## START Items
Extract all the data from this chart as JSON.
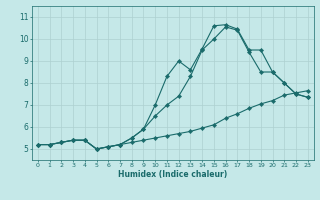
{
  "xlabel": "Humidex (Indice chaleur)",
  "ylabel": "",
  "bg_color": "#c5e8e8",
  "grid_color": "#add0d0",
  "line_color": "#1a6b6b",
  "marker": "D",
  "marker_size": 2.2,
  "line_width": 0.8,
  "xlim": [
    -0.5,
    23.5
  ],
  "ylim": [
    4.5,
    11.5
  ],
  "xticks": [
    0,
    1,
    2,
    3,
    4,
    5,
    6,
    7,
    8,
    9,
    10,
    11,
    12,
    13,
    14,
    15,
    16,
    17,
    18,
    19,
    20,
    21,
    22,
    23
  ],
  "yticks": [
    5,
    6,
    7,
    8,
    9,
    10,
    11
  ],
  "line1_x": [
    0,
    1,
    2,
    3,
    4,
    5,
    6,
    7,
    8,
    9,
    10,
    11,
    12,
    13,
    14,
    15,
    16,
    17,
    18,
    19,
    20,
    21,
    22,
    23
  ],
  "line1_y": [
    5.2,
    5.2,
    5.3,
    5.4,
    5.4,
    5.0,
    5.1,
    5.2,
    5.3,
    5.4,
    5.5,
    5.6,
    5.7,
    5.8,
    5.95,
    6.1,
    6.4,
    6.6,
    6.85,
    7.05,
    7.2,
    7.45,
    7.55,
    7.65
  ],
  "line2_x": [
    0,
    1,
    2,
    3,
    4,
    5,
    6,
    7,
    8,
    9,
    10,
    11,
    12,
    13,
    14,
    15,
    16,
    17,
    18,
    19,
    20,
    21,
    22,
    23
  ],
  "line2_y": [
    5.2,
    5.2,
    5.3,
    5.4,
    5.4,
    5.0,
    5.1,
    5.2,
    5.5,
    5.9,
    6.5,
    7.0,
    7.4,
    8.3,
    9.5,
    10.0,
    10.55,
    10.4,
    9.4,
    8.5,
    8.5,
    8.0,
    7.5,
    7.35
  ],
  "line3_x": [
    0,
    1,
    2,
    3,
    4,
    5,
    6,
    7,
    8,
    9,
    10,
    11,
    12,
    13,
    14,
    15,
    16,
    17,
    18,
    19,
    20,
    21,
    22,
    23
  ],
  "line3_y": [
    5.2,
    5.2,
    5.3,
    5.4,
    5.4,
    5.0,
    5.1,
    5.2,
    5.5,
    5.9,
    7.0,
    8.3,
    9.0,
    8.6,
    9.55,
    10.6,
    10.65,
    10.45,
    9.5,
    9.5,
    8.5,
    8.0,
    7.5,
    7.35
  ]
}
## END Items
**Requirements**
Copy every entry exactly as written. Pictures are excluded.

**Solution to this problem**
Extract all the data from this chart as JSON.
{
  "xlabel": "Humidex (Indice chaleur)",
  "ylabel": "",
  "bg_color": "#c5e8e8",
  "grid_color": "#add0d0",
  "line_color": "#1a6b6b",
  "marker": "D",
  "marker_size": 2.2,
  "line_width": 0.8,
  "xlim": [
    -0.5,
    23.5
  ],
  "ylim": [
    4.5,
    11.5
  ],
  "xticks": [
    0,
    1,
    2,
    3,
    4,
    5,
    6,
    7,
    8,
    9,
    10,
    11,
    12,
    13,
    14,
    15,
    16,
    17,
    18,
    19,
    20,
    21,
    22,
    23
  ],
  "yticks": [
    5,
    6,
    7,
    8,
    9,
    10,
    11
  ],
  "line1_x": [
    0,
    1,
    2,
    3,
    4,
    5,
    6,
    7,
    8,
    9,
    10,
    11,
    12,
    13,
    14,
    15,
    16,
    17,
    18,
    19,
    20,
    21,
    22,
    23
  ],
  "line1_y": [
    5.2,
    5.2,
    5.3,
    5.4,
    5.4,
    5.0,
    5.1,
    5.2,
    5.3,
    5.4,
    5.5,
    5.6,
    5.7,
    5.8,
    5.95,
    6.1,
    6.4,
    6.6,
    6.85,
    7.05,
    7.2,
    7.45,
    7.55,
    7.65
  ],
  "line2_x": [
    0,
    1,
    2,
    3,
    4,
    5,
    6,
    7,
    8,
    9,
    10,
    11,
    12,
    13,
    14,
    15,
    16,
    17,
    18,
    19,
    20,
    21,
    22,
    23
  ],
  "line2_y": [
    5.2,
    5.2,
    5.3,
    5.4,
    5.4,
    5.0,
    5.1,
    5.2,
    5.5,
    5.9,
    6.5,
    7.0,
    7.4,
    8.3,
    9.5,
    10.0,
    10.55,
    10.4,
    9.4,
    8.5,
    8.5,
    8.0,
    7.5,
    7.35
  ],
  "line3_x": [
    0,
    1,
    2,
    3,
    4,
    5,
    6,
    7,
    8,
    9,
    10,
    11,
    12,
    13,
    14,
    15,
    16,
    17,
    18,
    19,
    20,
    21,
    22,
    23
  ],
  "line3_y": [
    5.2,
    5.2,
    5.3,
    5.4,
    5.4,
    5.0,
    5.1,
    5.2,
    5.5,
    5.9,
    7.0,
    8.3,
    9.0,
    8.6,
    9.55,
    10.6,
    10.65,
    10.45,
    9.5,
    9.5,
    8.5,
    8.0,
    7.5,
    7.35
  ]
}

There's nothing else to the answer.